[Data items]
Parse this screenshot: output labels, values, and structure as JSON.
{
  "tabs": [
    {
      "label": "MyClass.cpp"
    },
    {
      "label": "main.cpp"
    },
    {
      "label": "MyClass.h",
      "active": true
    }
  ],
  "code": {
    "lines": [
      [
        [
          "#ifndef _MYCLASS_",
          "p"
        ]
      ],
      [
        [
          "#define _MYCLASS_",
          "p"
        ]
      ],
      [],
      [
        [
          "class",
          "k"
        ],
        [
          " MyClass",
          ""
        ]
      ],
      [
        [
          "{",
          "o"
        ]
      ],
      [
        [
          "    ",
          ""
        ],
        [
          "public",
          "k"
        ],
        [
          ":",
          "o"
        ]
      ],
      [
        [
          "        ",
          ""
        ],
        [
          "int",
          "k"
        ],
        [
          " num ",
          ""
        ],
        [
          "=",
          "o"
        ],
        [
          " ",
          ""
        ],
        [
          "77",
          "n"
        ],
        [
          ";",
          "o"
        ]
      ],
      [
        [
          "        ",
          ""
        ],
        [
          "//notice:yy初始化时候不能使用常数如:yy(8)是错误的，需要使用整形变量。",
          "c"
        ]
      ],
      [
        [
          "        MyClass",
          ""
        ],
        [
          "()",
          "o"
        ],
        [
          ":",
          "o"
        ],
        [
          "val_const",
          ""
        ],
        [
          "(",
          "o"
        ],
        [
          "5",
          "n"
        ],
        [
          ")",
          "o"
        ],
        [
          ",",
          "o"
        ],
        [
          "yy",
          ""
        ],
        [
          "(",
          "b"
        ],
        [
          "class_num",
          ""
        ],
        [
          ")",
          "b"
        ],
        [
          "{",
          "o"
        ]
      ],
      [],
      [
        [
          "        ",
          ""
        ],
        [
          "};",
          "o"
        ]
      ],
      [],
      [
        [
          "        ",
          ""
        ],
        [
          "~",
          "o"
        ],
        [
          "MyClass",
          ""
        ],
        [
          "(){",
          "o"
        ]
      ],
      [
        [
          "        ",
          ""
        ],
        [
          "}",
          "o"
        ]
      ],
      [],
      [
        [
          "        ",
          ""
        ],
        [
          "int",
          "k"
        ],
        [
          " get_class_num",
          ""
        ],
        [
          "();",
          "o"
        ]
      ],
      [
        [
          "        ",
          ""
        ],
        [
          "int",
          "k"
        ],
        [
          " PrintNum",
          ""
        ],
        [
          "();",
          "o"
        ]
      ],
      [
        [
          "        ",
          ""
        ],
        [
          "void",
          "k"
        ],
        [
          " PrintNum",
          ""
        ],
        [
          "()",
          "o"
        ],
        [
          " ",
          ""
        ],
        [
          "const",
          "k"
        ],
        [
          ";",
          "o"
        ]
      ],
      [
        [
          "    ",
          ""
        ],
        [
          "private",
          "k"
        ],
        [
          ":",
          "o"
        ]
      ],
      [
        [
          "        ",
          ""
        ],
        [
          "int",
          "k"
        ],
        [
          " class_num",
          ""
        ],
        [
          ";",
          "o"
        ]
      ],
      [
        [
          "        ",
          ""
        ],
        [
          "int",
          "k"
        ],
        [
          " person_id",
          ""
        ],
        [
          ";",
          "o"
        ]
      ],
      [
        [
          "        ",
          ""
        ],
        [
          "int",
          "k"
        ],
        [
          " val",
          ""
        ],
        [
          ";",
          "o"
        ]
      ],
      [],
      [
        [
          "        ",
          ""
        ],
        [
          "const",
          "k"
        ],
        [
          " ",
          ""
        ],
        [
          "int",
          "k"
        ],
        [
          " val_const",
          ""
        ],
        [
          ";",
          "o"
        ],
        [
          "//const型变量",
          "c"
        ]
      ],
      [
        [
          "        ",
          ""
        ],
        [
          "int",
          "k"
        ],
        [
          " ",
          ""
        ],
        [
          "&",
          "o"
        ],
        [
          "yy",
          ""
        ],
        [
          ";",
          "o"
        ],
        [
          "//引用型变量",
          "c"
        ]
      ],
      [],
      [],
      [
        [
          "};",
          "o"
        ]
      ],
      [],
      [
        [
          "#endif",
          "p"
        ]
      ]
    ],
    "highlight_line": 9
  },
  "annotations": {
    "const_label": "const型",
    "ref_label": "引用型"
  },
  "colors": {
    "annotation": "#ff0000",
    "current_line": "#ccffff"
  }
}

* [The exercise]:
Write the material out again in its entirety, exactly as shown.

* [Solution to this task]:
Parse this screenshot: output labels, values, and structure as JSON.
{
  "tabs": [
    {
      "label": "MyClass.cpp"
    },
    {
      "label": "main.cpp"
    },
    {
      "label": "MyClass.h",
      "active": true
    }
  ],
  "code": {
    "lines": [
      [
        [
          "#ifndef _MYCLASS_",
          "p"
        ]
      ],
      [
        [
          "#define _MYCLASS_",
          "p"
        ]
      ],
      [],
      [
        [
          "class",
          "k"
        ],
        [
          " MyClass",
          ""
        ]
      ],
      [
        [
          "{",
          "o"
        ]
      ],
      [
        [
          "    ",
          ""
        ],
        [
          "public",
          "k"
        ],
        [
          ":",
          "o"
        ]
      ],
      [
        [
          "        ",
          ""
        ],
        [
          "int",
          "k"
        ],
        [
          " num ",
          ""
        ],
        [
          "=",
          "o"
        ],
        [
          " ",
          ""
        ],
        [
          "77",
          "n"
        ],
        [
          ";",
          "o"
        ]
      ],
      [
        [
          "        ",
          ""
        ],
        [
          "//notice:yy初始化时候不能使用常数如:yy(8)是错误的，需要使用整形变量。",
          "c"
        ]
      ],
      [
        [
          "        MyClass",
          ""
        ],
        [
          "()",
          "o"
        ],
        [
          ":",
          "o"
        ],
        [
          "val_const",
          ""
        ],
        [
          "(",
          "o"
        ],
        [
          "5",
          "n"
        ],
        [
          ")",
          "o"
        ],
        [
          ",",
          "o"
        ],
        [
          "yy",
          ""
        ],
        [
          "(",
          "b"
        ],
        [
          "class_num",
          ""
        ],
        [
          ")",
          "b"
        ],
        [
          "{",
          "o"
        ]
      ],
      [],
      [
        [
          "        ",
          ""
        ],
        [
          "};",
          "o"
        ]
      ],
      [],
      [
        [
          "        ",
          ""
        ],
        [
          "~",
          "o"
        ],
        [
          "MyClass",
          ""
        ],
        [
          "(){",
          "o"
        ]
      ],
      [
        [
          "        ",
          ""
        ],
        [
          "}",
          "o"
        ]
      ],
      [],
      [
        [
          "        ",
          ""
        ],
        [
          "int",
          "k"
        ],
        [
          " get_class_num",
          ""
        ],
        [
          "();",
          "o"
        ]
      ],
      [
        [
          "        ",
          ""
        ],
        [
          "int",
          "k"
        ],
        [
          " PrintNum",
          ""
        ],
        [
          "();",
          "o"
        ]
      ],
      [
        [
          "        ",
          ""
        ],
        [
          "void",
          "k"
        ],
        [
          " PrintNum",
          ""
        ],
        [
          "()",
          "o"
        ],
        [
          " ",
          ""
        ],
        [
          "const",
          "k"
        ],
        [
          ";",
          "o"
        ]
      ],
      [
        [
          "    ",
          ""
        ],
        [
          "private",
          "k"
        ],
        [
          ":",
          "o"
        ]
      ],
      [
        [
          "        ",
          ""
        ],
        [
          "int",
          "k"
        ],
        [
          " class_num",
          ""
        ],
        [
          ";",
          "o"
        ]
      ],
      [
        [
          "        ",
          ""
        ],
        [
          "int",
          "k"
        ],
        [
          " person_id",
          ""
        ],
        [
          ";",
          "o"
        ]
      ],
      [
        [
          "        ",
          ""
        ],
        [
          "int",
          "k"
        ],
        [
          " val",
          ""
        ],
        [
          ";",
          "o"
        ]
      ],
      [],
      [
        [
          "        ",
          ""
        ],
        [
          "const",
          "k"
        ],
        [
          " ",
          ""
        ],
        [
          "int",
          "k"
        ],
        [
          " val_const",
          ""
        ],
        [
          ";",
          "o"
        ],
        [
          "//const型变量",
          "c"
        ]
      ],
      [
        [
          "        ",
          ""
        ],
        [
          "int",
          "k"
        ],
        [
          " ",
          ""
        ],
        [
          "&",
          "o"
        ],
        [
          "yy",
          ""
        ],
        [
          ";",
          "o"
        ],
        [
          "//引用型变量",
          "c"
        ]
      ],
      [],
      [],
      [
        [
          "};",
          "o"
        ]
      ],
      [],
      [
        [
          "#endif",
          "p"
        ]
      ]
    ],
    "highlight_line": 9
  },
  "annotations": {
    "const_label": "const型",
    "ref_label": "引用型"
  },
  "colors": {
    "annotation": "#ff0000",
    "current_line": "#ccffff"
  }
}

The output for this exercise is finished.